[Data listing]
________________________________________

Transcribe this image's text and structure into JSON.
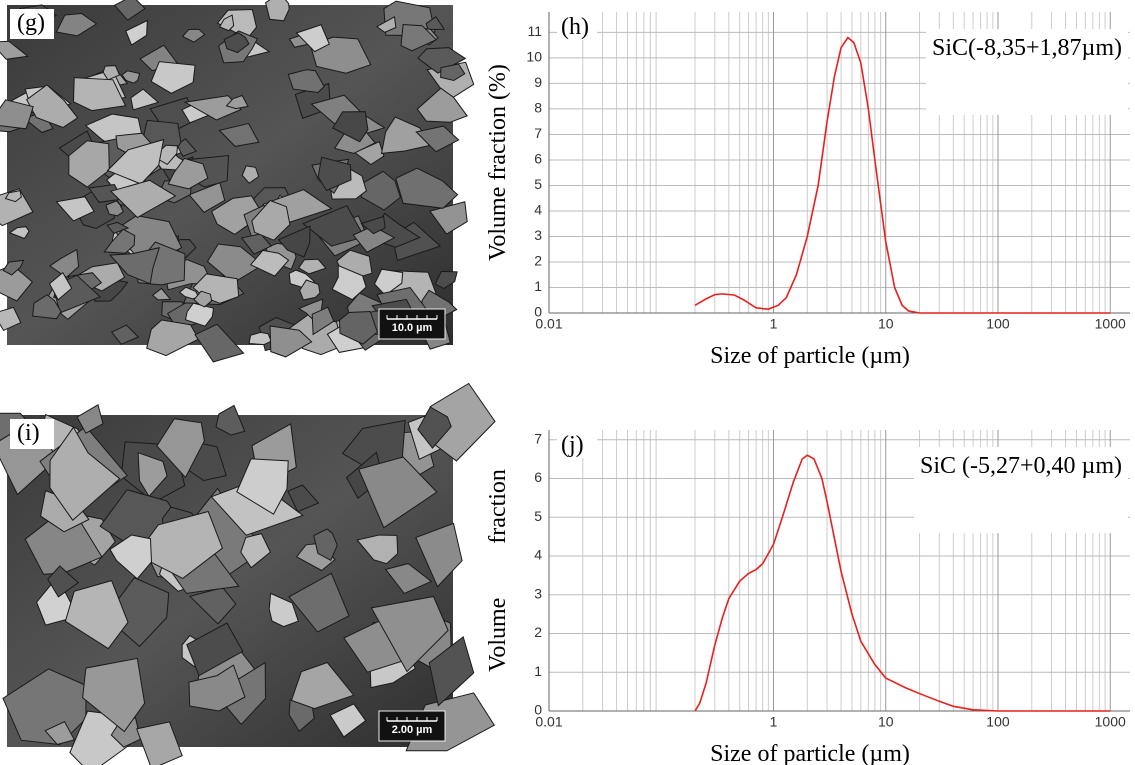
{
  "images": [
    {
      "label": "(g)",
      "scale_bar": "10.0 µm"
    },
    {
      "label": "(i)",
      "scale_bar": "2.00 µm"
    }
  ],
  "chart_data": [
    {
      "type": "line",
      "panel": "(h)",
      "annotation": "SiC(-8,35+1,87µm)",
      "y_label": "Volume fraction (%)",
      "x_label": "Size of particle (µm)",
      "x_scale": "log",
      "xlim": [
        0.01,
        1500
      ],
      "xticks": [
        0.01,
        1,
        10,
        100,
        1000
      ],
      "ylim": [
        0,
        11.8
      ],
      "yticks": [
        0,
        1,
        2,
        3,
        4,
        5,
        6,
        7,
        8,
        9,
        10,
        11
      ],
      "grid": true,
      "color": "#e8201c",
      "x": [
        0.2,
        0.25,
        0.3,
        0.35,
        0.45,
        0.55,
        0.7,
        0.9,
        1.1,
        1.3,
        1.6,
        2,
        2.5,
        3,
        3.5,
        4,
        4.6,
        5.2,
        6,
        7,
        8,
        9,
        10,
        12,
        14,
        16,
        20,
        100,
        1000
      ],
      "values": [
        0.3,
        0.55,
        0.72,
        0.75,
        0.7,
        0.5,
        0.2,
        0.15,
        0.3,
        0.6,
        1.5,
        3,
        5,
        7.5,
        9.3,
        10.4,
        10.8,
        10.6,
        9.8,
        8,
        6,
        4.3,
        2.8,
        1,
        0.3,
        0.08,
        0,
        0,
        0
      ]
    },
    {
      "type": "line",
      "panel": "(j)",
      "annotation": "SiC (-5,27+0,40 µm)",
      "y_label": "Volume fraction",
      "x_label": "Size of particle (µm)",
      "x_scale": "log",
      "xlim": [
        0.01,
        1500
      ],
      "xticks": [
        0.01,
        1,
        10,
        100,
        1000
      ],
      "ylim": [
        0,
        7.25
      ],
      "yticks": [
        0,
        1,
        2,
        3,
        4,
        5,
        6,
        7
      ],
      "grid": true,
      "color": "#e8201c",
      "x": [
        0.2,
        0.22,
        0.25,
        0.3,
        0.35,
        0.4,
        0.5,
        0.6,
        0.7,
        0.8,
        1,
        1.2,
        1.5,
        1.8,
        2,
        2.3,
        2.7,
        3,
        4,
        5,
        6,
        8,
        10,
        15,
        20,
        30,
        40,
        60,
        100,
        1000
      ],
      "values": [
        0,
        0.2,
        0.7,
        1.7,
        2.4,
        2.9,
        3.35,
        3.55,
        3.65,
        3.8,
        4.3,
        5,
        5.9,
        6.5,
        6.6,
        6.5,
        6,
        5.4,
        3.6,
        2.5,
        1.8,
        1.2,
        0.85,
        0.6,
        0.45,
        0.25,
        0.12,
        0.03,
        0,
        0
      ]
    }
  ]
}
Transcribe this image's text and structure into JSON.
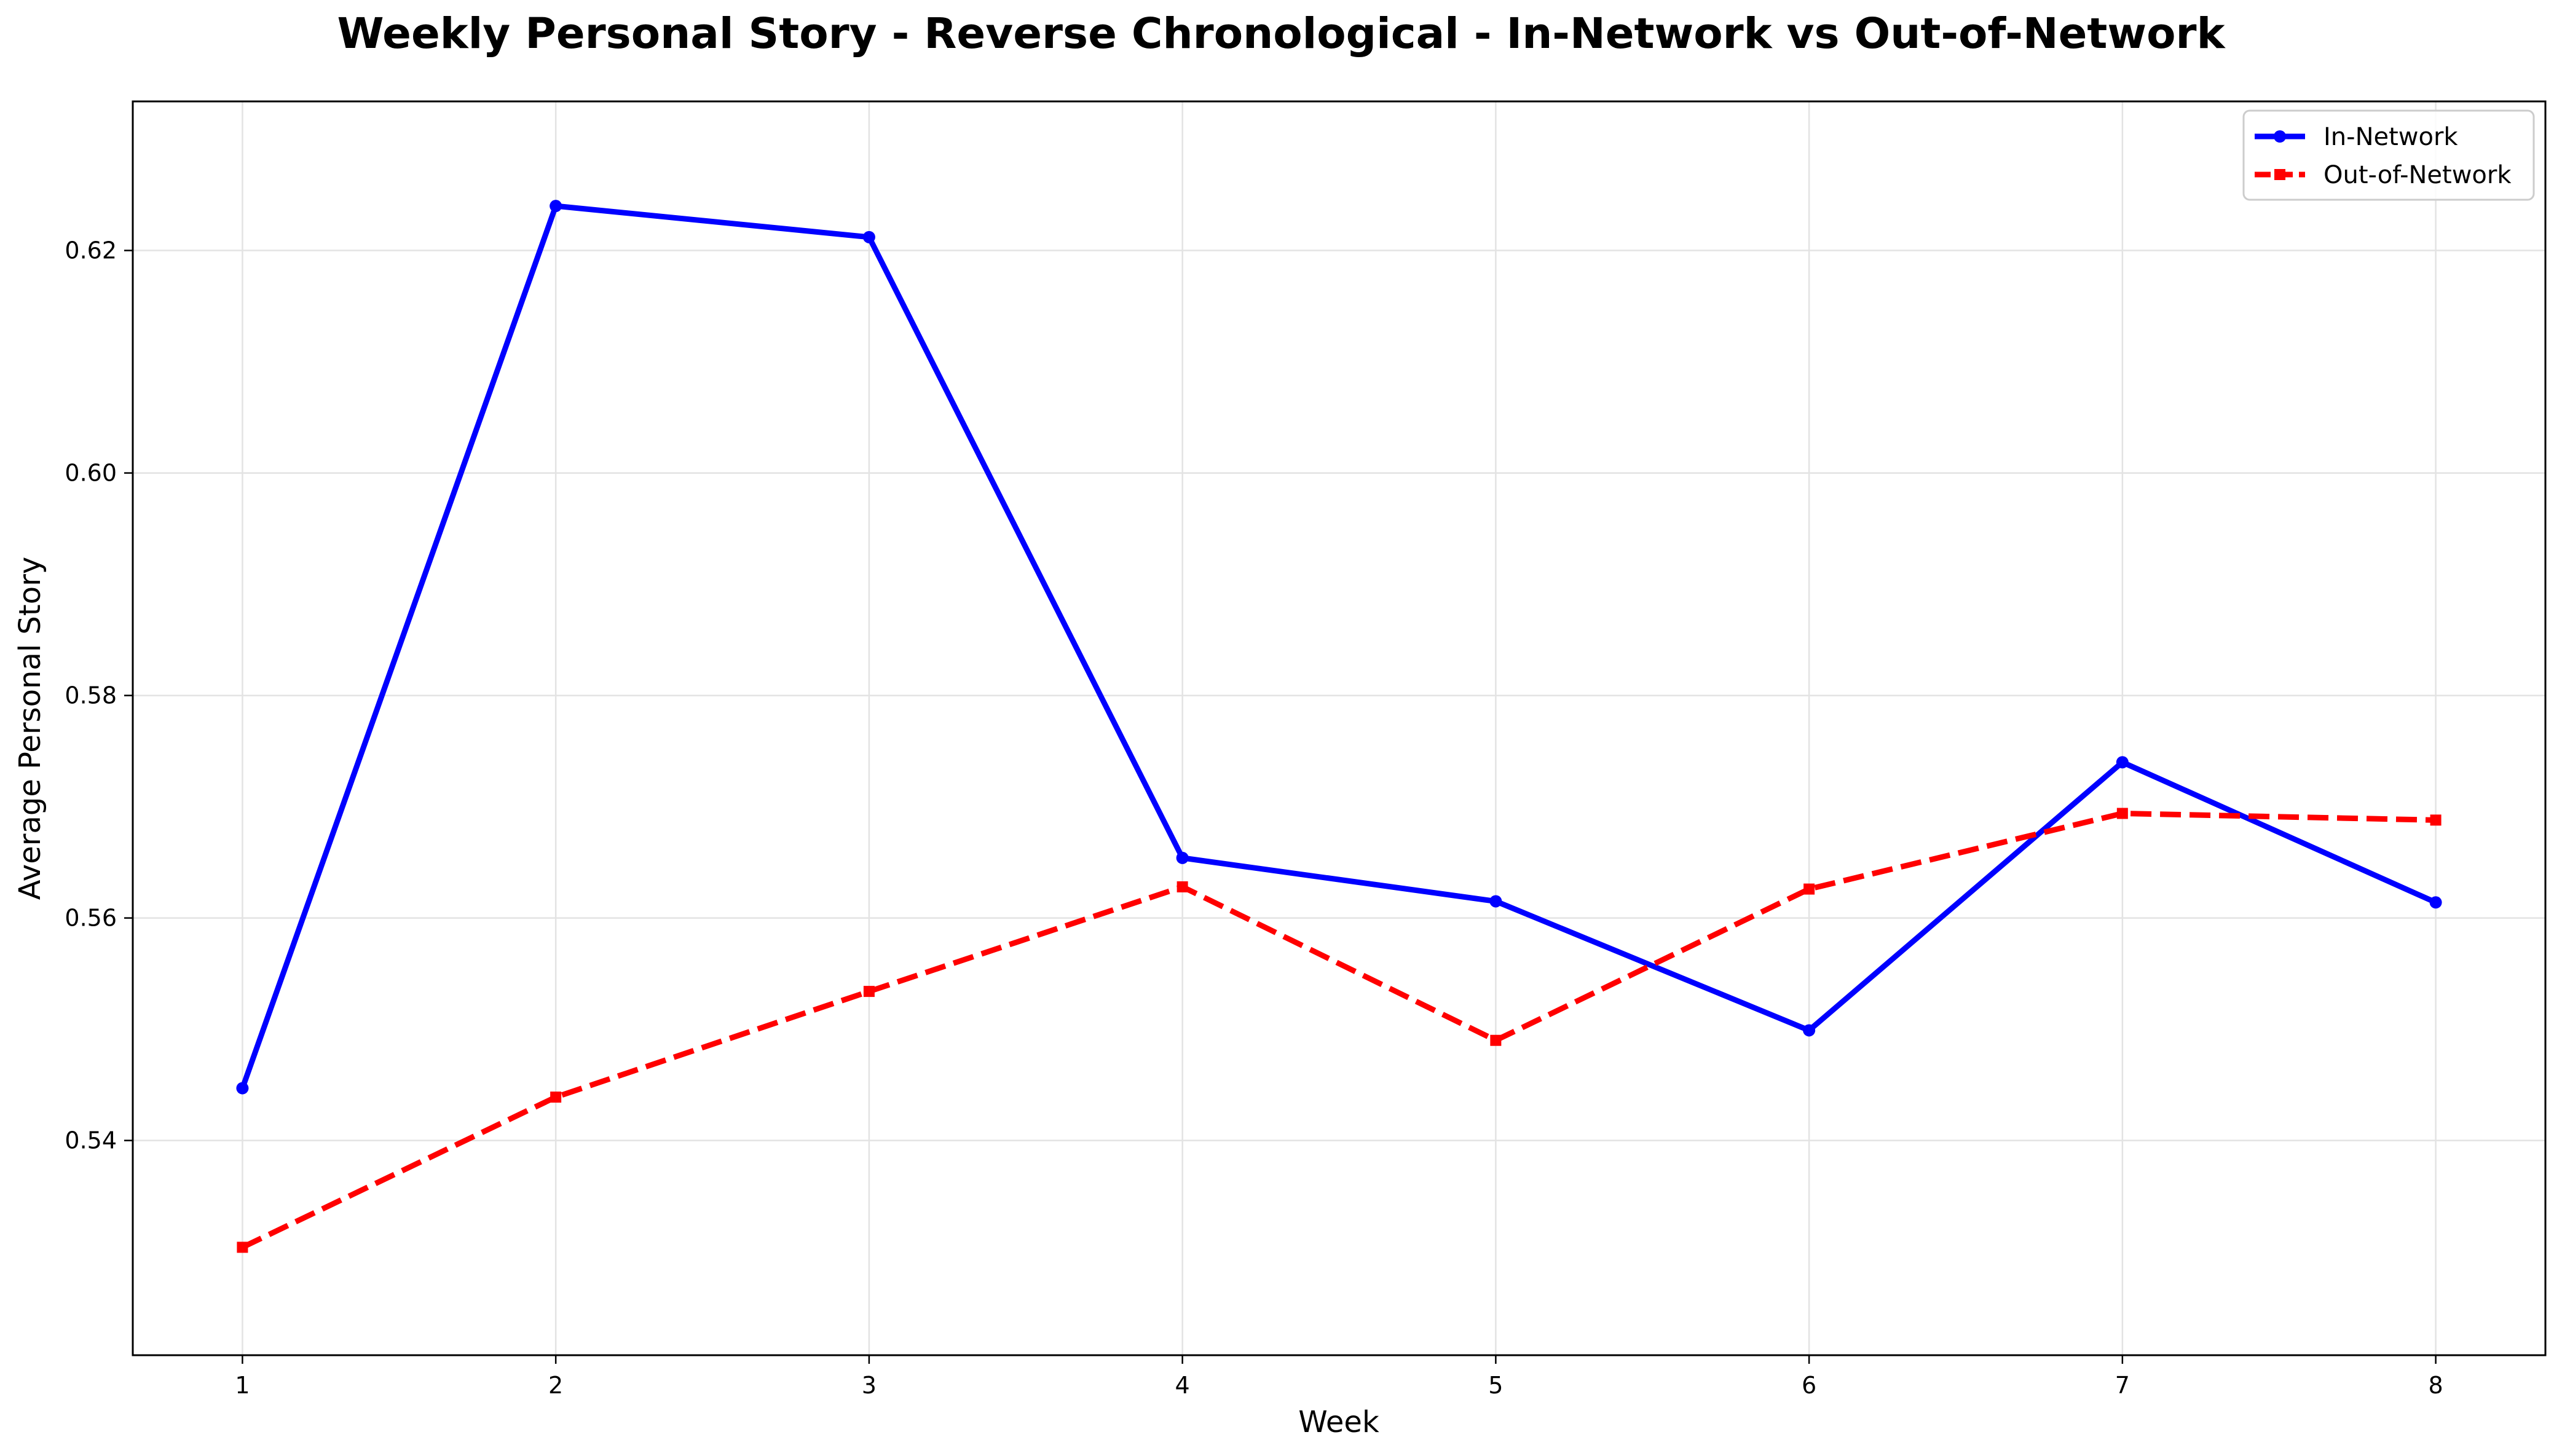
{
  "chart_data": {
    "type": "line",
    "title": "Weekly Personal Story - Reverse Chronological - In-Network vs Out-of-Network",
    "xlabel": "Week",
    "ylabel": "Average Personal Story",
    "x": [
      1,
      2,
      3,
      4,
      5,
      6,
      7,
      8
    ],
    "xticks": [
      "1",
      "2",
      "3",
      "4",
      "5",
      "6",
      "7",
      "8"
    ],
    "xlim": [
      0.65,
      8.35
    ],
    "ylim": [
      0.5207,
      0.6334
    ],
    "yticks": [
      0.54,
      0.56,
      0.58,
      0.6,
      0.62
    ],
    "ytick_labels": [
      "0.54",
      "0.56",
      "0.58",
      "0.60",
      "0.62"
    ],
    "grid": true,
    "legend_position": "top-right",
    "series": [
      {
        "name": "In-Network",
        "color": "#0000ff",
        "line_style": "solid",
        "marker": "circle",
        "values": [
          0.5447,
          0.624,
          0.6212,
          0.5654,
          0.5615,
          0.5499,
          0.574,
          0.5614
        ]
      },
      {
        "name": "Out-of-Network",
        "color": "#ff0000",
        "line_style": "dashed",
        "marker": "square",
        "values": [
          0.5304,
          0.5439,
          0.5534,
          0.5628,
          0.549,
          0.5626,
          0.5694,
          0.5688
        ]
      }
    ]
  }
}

________________________________________

Exercise goal:
Working from the material above, transcribe it exactly while omitting pictures.

Final answer:
Transcribe this image's text and structure into JSON.
{
  "images": [
    {
      "label": "(g)",
      "scale_bar": "10.0 µm"
    },
    {
      "label": "(i)",
      "scale_bar": "2.00 µm"
    }
  ],
  "chart_data": [
    {
      "type": "line",
      "panel": "(h)",
      "annotation": "SiC(-8,35+1,87µm)",
      "y_label": "Volume fraction (%)",
      "x_label": "Size of particle (µm)",
      "x_scale": "log",
      "xlim": [
        0.01,
        1500
      ],
      "xticks": [
        0.01,
        1,
        10,
        100,
        1000
      ],
      "ylim": [
        0,
        11.8
      ],
      "yticks": [
        0,
        1,
        2,
        3,
        4,
        5,
        6,
        7,
        8,
        9,
        10,
        11
      ],
      "grid": true,
      "color": "#e8201c",
      "x": [
        0.2,
        0.25,
        0.3,
        0.35,
        0.45,
        0.55,
        0.7,
        0.9,
        1.1,
        1.3,
        1.6,
        2,
        2.5,
        3,
        3.5,
        4,
        4.6,
        5.2,
        6,
        7,
        8,
        9,
        10,
        12,
        14,
        16,
        20,
        100,
        1000
      ],
      "values": [
        0.3,
        0.55,
        0.72,
        0.75,
        0.7,
        0.5,
        0.2,
        0.15,
        0.3,
        0.6,
        1.5,
        3,
        5,
        7.5,
        9.3,
        10.4,
        10.8,
        10.6,
        9.8,
        8,
        6,
        4.3,
        2.8,
        1,
        0.3,
        0.08,
        0,
        0,
        0
      ]
    },
    {
      "type": "line",
      "panel": "(j)",
      "annotation": "SiC (-5,27+0,40 µm)",
      "y_label": "Volume fraction",
      "x_label": "Size of particle (µm)",
      "x_scale": "log",
      "xlim": [
        0.01,
        1500
      ],
      "xticks": [
        0.01,
        1,
        10,
        100,
        1000
      ],
      "ylim": [
        0,
        7.25
      ],
      "yticks": [
        0,
        1,
        2,
        3,
        4,
        5,
        6,
        7
      ],
      "grid": true,
      "color": "#e8201c",
      "x": [
        0.2,
        0.22,
        0.25,
        0.3,
        0.35,
        0.4,
        0.5,
        0.6,
        0.7,
        0.8,
        1,
        1.2,
        1.5,
        1.8,
        2,
        2.3,
        2.7,
        3,
        4,
        5,
        6,
        8,
        10,
        15,
        20,
        30,
        40,
        60,
        100,
        1000
      ],
      "values": [
        0,
        0.2,
        0.7,
        1.7,
        2.4,
        2.9,
        3.35,
        3.55,
        3.65,
        3.8,
        4.3,
        5,
        5.9,
        6.5,
        6.6,
        6.5,
        6,
        5.4,
        3.6,
        2.5,
        1.8,
        1.2,
        0.85,
        0.6,
        0.45,
        0.25,
        0.12,
        0.03,
        0,
        0
      ]
    }
  ]
}
Transcribe this image's text and structure into JSON.
{
  "chart_data": {
    "type": "line",
    "title": "Weekly Personal Story - Reverse Chronological - In-Network vs Out-of-Network",
    "xlabel": "Week",
    "ylabel": "Average Personal Story",
    "x": [
      1,
      2,
      3,
      4,
      5,
      6,
      7,
      8
    ],
    "xticks": [
      "1",
      "2",
      "3",
      "4",
      "5",
      "6",
      "7",
      "8"
    ],
    "xlim": [
      0.65,
      8.35
    ],
    "ylim": [
      0.5207,
      0.6334
    ],
    "yticks": [
      0.54,
      0.56,
      0.58,
      0.6,
      0.62
    ],
    "ytick_labels": [
      "0.54",
      "0.56",
      "0.58",
      "0.60",
      "0.62"
    ],
    "grid": true,
    "legend_position": "top-right",
    "series": [
      {
        "name": "In-Network",
        "color": "#0000ff",
        "line_style": "solid",
        "marker": "circle",
        "values": [
          0.5447,
          0.624,
          0.6212,
          0.5654,
          0.5615,
          0.5499,
          0.574,
          0.5614
        ]
      },
      {
        "name": "Out-of-Network",
        "color": "#ff0000",
        "line_style": "dashed",
        "marker": "square",
        "values": [
          0.5304,
          0.5439,
          0.5534,
          0.5628,
          0.549,
          0.5626,
          0.5694,
          0.5688
        ]
      }
    ]
  }
}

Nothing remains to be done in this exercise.